Written request
For each line of the data below that holds "northwestcollagesociety", copy the line.

Items from a dataset
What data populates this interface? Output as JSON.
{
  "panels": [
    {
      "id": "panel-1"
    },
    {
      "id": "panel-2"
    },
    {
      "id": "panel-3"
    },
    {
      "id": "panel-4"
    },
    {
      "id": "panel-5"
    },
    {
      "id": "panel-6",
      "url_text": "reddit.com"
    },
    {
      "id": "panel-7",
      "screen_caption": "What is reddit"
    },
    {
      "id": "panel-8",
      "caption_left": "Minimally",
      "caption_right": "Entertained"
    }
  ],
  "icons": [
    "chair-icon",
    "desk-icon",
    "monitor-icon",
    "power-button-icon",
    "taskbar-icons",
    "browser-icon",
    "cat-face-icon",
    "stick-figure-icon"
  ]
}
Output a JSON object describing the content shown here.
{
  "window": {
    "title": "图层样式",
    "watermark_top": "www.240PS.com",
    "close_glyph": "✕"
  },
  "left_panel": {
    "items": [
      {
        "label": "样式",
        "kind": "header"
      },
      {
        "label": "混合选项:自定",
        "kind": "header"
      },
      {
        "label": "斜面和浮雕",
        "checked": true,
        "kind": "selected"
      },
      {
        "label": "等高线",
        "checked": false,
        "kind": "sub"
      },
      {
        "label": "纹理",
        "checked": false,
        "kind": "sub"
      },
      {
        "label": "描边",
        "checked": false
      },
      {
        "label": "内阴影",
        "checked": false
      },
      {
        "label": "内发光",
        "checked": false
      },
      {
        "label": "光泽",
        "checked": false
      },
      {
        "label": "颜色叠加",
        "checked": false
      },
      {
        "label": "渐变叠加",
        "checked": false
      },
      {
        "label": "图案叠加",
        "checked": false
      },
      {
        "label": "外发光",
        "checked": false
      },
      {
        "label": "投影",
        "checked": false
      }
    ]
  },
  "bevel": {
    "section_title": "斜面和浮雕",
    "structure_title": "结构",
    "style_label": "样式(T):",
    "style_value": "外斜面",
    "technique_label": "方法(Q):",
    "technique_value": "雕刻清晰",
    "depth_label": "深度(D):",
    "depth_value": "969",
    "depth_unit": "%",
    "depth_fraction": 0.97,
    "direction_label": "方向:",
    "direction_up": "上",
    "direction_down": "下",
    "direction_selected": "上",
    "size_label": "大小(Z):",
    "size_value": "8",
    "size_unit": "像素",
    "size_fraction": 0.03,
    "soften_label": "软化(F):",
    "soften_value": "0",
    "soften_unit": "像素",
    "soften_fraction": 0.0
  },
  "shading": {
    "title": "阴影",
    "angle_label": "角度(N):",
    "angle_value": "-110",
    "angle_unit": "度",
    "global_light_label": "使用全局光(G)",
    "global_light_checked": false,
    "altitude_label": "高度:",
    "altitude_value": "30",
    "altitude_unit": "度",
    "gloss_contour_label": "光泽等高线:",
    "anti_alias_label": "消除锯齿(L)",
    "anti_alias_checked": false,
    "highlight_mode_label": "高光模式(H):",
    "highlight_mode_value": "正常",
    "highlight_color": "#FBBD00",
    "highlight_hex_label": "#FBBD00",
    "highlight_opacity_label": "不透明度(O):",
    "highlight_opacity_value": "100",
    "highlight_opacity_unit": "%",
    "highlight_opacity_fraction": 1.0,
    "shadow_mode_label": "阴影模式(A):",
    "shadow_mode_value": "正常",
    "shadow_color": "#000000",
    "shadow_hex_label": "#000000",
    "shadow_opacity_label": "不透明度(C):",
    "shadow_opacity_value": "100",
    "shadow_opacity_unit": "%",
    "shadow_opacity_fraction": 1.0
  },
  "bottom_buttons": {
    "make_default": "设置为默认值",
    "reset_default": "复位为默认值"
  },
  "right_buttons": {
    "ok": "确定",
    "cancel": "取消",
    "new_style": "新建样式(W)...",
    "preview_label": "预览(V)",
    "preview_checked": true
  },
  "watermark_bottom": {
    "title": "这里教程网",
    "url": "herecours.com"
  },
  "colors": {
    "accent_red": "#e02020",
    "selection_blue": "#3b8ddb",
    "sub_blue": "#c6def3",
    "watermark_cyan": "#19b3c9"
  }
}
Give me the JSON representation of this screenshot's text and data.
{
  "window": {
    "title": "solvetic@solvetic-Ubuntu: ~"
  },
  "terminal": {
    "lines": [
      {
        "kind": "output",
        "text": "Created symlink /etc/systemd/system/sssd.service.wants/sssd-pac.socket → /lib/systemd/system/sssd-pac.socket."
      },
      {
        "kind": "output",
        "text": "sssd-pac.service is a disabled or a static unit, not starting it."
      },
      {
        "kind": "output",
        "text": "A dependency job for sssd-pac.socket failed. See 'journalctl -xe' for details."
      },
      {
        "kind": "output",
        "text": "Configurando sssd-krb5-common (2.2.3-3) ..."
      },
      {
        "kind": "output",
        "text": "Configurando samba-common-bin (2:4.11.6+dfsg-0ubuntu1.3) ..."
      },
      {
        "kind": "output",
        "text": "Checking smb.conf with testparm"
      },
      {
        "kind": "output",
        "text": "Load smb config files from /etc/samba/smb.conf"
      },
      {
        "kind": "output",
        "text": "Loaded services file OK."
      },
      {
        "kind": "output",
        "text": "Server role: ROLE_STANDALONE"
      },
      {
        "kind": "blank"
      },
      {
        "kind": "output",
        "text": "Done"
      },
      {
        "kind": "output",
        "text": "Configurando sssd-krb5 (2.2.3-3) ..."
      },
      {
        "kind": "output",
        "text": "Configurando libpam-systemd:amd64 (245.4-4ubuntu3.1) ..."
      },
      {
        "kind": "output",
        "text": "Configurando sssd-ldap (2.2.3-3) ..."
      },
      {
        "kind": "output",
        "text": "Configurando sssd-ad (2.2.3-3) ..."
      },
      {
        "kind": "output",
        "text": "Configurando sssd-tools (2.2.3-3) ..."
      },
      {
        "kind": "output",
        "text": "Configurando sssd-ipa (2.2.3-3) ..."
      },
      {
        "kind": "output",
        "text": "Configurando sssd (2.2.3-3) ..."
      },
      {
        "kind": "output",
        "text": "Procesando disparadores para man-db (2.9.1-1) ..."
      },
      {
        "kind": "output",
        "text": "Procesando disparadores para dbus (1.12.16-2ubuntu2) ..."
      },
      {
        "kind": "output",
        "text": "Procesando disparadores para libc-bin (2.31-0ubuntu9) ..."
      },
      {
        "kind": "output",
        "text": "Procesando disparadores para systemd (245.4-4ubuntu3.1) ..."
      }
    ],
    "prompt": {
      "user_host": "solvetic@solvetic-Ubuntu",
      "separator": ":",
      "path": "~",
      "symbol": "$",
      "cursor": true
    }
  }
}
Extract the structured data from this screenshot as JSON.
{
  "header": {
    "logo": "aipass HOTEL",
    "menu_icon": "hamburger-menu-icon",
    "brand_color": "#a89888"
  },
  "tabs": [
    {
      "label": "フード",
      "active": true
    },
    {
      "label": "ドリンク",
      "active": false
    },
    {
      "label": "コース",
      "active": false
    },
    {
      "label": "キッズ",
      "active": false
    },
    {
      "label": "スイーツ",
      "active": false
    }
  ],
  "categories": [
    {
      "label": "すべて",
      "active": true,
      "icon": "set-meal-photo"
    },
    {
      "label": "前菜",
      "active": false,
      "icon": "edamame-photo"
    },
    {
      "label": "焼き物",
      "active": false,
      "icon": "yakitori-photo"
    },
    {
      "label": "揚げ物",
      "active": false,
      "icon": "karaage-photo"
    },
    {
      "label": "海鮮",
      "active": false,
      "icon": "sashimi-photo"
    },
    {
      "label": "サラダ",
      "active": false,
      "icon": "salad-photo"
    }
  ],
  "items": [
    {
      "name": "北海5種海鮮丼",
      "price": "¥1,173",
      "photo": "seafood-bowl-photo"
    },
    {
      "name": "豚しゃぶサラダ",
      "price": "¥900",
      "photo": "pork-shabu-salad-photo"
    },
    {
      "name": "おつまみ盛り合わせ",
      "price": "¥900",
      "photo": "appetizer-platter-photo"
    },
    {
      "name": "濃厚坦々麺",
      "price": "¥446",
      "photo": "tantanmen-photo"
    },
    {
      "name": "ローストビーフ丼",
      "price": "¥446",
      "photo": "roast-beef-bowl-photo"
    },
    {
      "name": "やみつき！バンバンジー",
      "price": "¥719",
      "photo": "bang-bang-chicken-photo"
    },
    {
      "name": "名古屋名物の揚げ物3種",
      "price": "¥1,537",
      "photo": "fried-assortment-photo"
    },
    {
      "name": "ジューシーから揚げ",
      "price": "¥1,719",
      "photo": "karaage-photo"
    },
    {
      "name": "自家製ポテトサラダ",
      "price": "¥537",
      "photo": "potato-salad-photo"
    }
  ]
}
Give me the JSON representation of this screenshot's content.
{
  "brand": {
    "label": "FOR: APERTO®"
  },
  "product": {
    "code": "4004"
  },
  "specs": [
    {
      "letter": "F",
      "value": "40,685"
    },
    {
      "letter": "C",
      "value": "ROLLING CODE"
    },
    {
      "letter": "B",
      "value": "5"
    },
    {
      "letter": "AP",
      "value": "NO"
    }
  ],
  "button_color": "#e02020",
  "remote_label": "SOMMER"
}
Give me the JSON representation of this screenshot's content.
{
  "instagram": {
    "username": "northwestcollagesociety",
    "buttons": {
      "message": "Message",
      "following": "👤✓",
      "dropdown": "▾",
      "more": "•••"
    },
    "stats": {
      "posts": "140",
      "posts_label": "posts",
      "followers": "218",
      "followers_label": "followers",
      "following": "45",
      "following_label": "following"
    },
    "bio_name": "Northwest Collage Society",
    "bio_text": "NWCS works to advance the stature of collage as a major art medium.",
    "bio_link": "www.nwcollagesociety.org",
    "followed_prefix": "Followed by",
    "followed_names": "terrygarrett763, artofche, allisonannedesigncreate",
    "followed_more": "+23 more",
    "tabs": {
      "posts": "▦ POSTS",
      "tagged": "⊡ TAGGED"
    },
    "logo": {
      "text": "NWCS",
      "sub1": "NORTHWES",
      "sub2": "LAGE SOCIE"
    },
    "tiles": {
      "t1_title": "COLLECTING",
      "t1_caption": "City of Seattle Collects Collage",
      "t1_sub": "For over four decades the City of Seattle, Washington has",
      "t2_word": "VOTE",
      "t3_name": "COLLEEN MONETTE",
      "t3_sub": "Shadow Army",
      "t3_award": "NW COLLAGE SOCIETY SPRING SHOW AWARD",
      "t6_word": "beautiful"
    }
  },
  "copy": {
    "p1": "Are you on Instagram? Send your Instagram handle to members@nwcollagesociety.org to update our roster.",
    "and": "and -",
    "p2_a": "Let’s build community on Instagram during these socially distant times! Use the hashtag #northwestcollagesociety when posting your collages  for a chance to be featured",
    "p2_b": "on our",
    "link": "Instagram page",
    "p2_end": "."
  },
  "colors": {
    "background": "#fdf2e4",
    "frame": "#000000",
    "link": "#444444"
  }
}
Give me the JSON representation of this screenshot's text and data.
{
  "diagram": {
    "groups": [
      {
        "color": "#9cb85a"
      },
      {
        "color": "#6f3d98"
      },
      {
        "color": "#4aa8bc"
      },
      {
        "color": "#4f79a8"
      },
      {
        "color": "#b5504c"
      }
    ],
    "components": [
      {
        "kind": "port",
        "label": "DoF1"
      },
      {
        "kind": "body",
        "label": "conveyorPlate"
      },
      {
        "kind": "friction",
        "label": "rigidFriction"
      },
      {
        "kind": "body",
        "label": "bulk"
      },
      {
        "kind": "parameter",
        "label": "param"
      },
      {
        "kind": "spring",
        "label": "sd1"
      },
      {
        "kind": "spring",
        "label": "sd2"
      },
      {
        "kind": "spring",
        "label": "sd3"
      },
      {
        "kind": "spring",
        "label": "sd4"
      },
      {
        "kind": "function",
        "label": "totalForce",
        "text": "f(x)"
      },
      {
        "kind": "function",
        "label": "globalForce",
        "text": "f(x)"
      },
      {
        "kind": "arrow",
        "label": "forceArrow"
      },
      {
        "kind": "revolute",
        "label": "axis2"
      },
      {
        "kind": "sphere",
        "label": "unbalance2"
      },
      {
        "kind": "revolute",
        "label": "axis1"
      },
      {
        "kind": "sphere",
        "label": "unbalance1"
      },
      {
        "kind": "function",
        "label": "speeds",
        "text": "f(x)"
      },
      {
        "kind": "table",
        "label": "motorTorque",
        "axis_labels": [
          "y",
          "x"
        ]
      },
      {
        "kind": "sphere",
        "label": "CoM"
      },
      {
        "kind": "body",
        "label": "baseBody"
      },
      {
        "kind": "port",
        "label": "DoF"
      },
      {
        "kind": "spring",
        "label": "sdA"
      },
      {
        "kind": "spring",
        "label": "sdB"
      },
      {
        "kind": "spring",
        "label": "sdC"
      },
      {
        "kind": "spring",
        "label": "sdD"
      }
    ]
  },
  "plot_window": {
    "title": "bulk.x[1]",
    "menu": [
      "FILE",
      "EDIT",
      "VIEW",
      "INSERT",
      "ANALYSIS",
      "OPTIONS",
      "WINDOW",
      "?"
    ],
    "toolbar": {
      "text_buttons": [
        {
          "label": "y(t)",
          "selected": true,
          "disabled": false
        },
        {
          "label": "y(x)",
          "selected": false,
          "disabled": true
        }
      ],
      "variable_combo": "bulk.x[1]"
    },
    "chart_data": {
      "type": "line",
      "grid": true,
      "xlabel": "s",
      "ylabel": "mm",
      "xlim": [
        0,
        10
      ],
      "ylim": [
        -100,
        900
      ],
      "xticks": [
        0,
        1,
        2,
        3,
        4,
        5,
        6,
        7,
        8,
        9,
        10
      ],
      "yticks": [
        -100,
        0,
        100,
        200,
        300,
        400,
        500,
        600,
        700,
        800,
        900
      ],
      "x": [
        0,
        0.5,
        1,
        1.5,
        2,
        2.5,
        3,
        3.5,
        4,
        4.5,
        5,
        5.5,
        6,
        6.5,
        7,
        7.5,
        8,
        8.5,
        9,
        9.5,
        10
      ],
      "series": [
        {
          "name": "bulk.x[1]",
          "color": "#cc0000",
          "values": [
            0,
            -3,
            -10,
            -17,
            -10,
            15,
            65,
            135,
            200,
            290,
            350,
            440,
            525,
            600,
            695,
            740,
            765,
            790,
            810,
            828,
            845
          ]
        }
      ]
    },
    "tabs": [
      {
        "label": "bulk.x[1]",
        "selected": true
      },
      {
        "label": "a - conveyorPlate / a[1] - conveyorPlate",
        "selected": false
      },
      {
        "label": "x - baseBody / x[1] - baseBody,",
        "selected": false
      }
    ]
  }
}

Task solution
    "username": "northwestcollagesociety",
    "p2_a": "Let’s build community on Instagram during these socially distant times! Use the hashtag #northwestcollagesociety when posting your collages  for a chance to be featured",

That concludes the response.